WRITTEN TASK:
Read the material below. Count the lines containing "解决问题" and give that count alone.

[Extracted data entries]
__________

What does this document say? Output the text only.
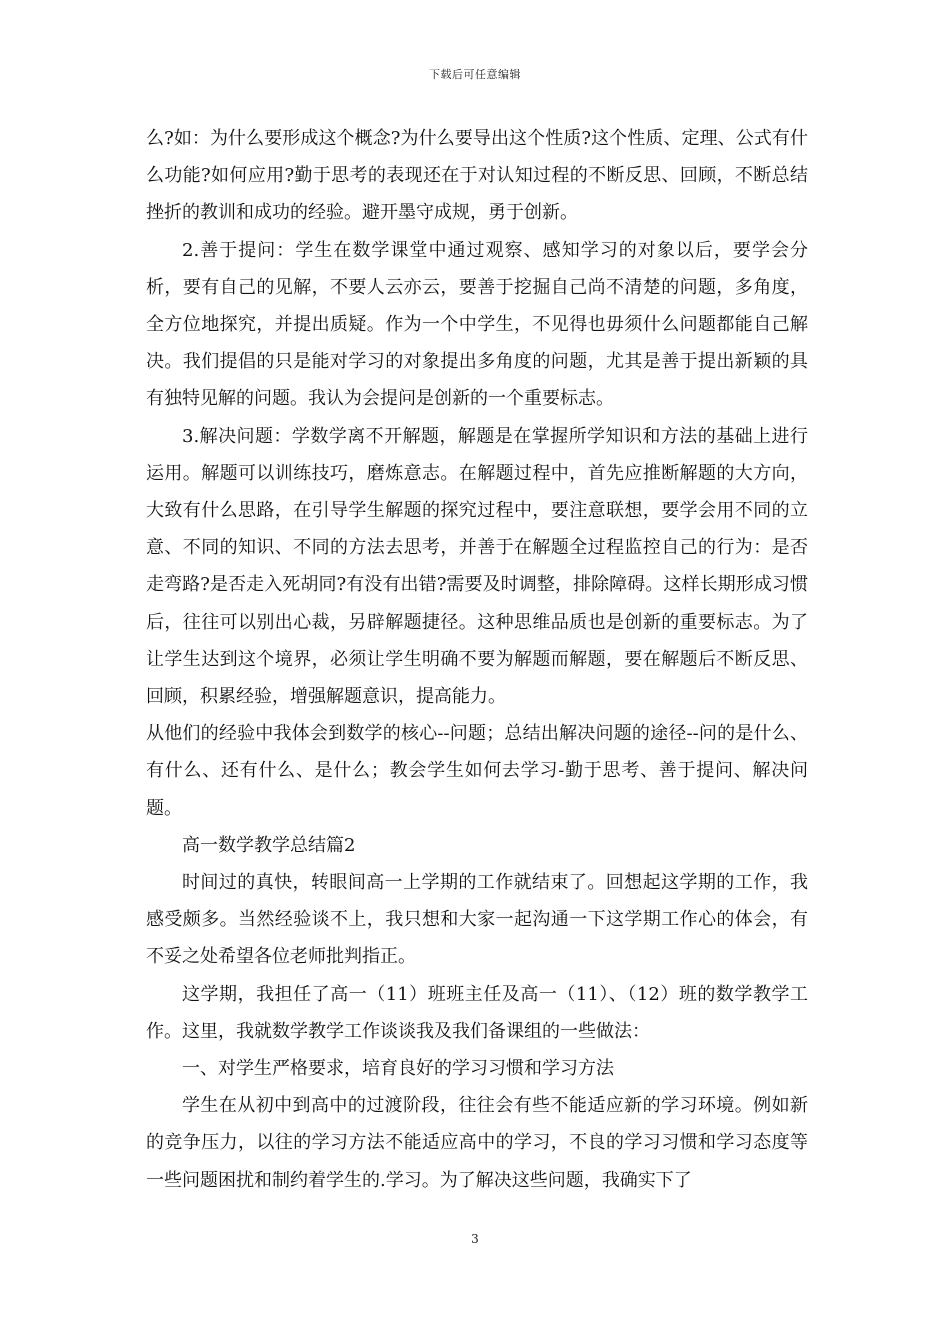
下载后可任意编辑

么?如：为什么要形成这个概念?为什么要导出这个性质?这个性质、定理、公式有什么功能?如何应用?勤于思考的表现还在于对认知过程的不断反思、回顾，不断总结挫折的教训和成功的经验。避开墨守成规，勇于创新。

2.善于提问：学生在数学课堂中通过观察、感知学习的对象以后，要学会分析，要有自己的见解，不要人云亦云，要善于挖掘自己尚不清楚的问题，多角度，全方位地探究，并提出质疑。作为一个中学生，不见得也毋须什么问题都能自己解决。我们提倡的只是能对学习的对象提出多角度的问题，尤其是善于提出新颖的具有独特见解的问题。我认为会提问是创新的一个重要标志。

3.解决问题：学数学离不开解题，解题是在掌握所学知识和方法的基础上进行运用。解题可以训练技巧，磨炼意志。在解题过程中，首先应推断解题的大方向，大致有什么思路，在引导学生解题的探究过程中，要注意联想，要学会用不同的立意、不同的知识、不同的方法去思考，并善于在解题全过程监控自己的行为：是否走弯路?是否走入死胡同?有没有出错?需要及时调整，排除障碍。这样长期形成习惯后，往往可以别出心裁，另辟解题捷径。这种思维品质也是创新的重要标志。为了让学生达到这个境界，必须让学生明确不要为解题而解题，要在解题后不断反思、回顾，积累经验，增强解题意识，提高能力。

从他们的经验中我体会到数学的核心--问题；总结出解决问题的途径--问的是什么、有什么、还有什么、是什么；教会学生如何去学习-勤于思考、善于提问、解决问题。

高一数学教学总结篇2

时间过的真快，转眼间高一上学期的工作就结束了。回想起这学期的工作，我感受颇多。当然经验谈不上，我只想和大家一起沟通一下这学期工作心的体会，有不妥之处希望各位老师批判指正。

这学期，我担任了高一（11）班班主任及高一（11）、（12）班的数学教学工作。这里，我就数学教学工作谈谈我及我们备课组的一些做法：

一、对学生严格要求，培育良好的学习习惯和学习方法

学生在从初中到高中的过渡阶段，往往会有些不能适应新的学习环境。例如新的竞争压力，以往的学习方法不能适应高中的学习，不良的学习习惯和学习态度等一些问题困扰和制约着学生的.学习。为了解决这些问题，我确实下了

3
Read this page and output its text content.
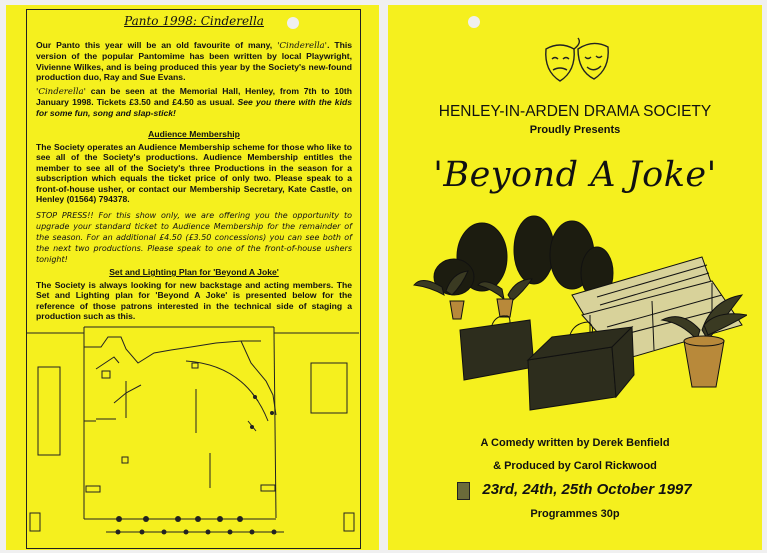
Panto 1998: Cinderella

Our Panto this year will be an old favourite of many, 'Cinderella'. This version of the popular Pantomime has been written by local Playwright, Vivienne Wilkes, and is being produced this year by the Society's new-found production duo, Ray and Sue Evans.

'Cinderella' can be seen at the Memorial Hall, Henley, from 7th to 10th January 1998. Tickets £3.50 and £4.50 as usual. See you there with the kids for some fun, song and slap-stick!

Audience Membership

The Society operates an Audience Membership scheme for those who like to see all of the Society's productions. Audience Membership entitles the member to see all of the Society's three Productions in the season for a subscription which equals the ticket price of only two. Please speak to a front-of-house usher, or contact our Membership Secretary, Kate Castle, on Henley (01564) 794378.

STOP PRESS!! For this show only, we are offering you the opportunity to upgrade your standard ticket to Audience Membership for the remainder of the season. For an additional £4.50 (£3.50 concessions) you can see both of the next two productions. Please speak to one of the front-of-house ushers tonight!

Set and Lighting Plan for 'Beyond A Joke'

The Society is always looking for new backstage and acting members. The Set and Lighting plan for 'Beyond A Joke' is presented below for the reference of those patrons interested in the technical side of staging a production such as this.

HENLEY-IN-ARDEN DRAMA SOCIETY

Proudly Presents

'Beyond A Joke'

A Comedy written by Derek Benfield

& Produced by Carol Rickwood

23rd, 24th, 25th October 1997

Programmes 30p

__________

SOLUTION TO THIS PROBLEM:
2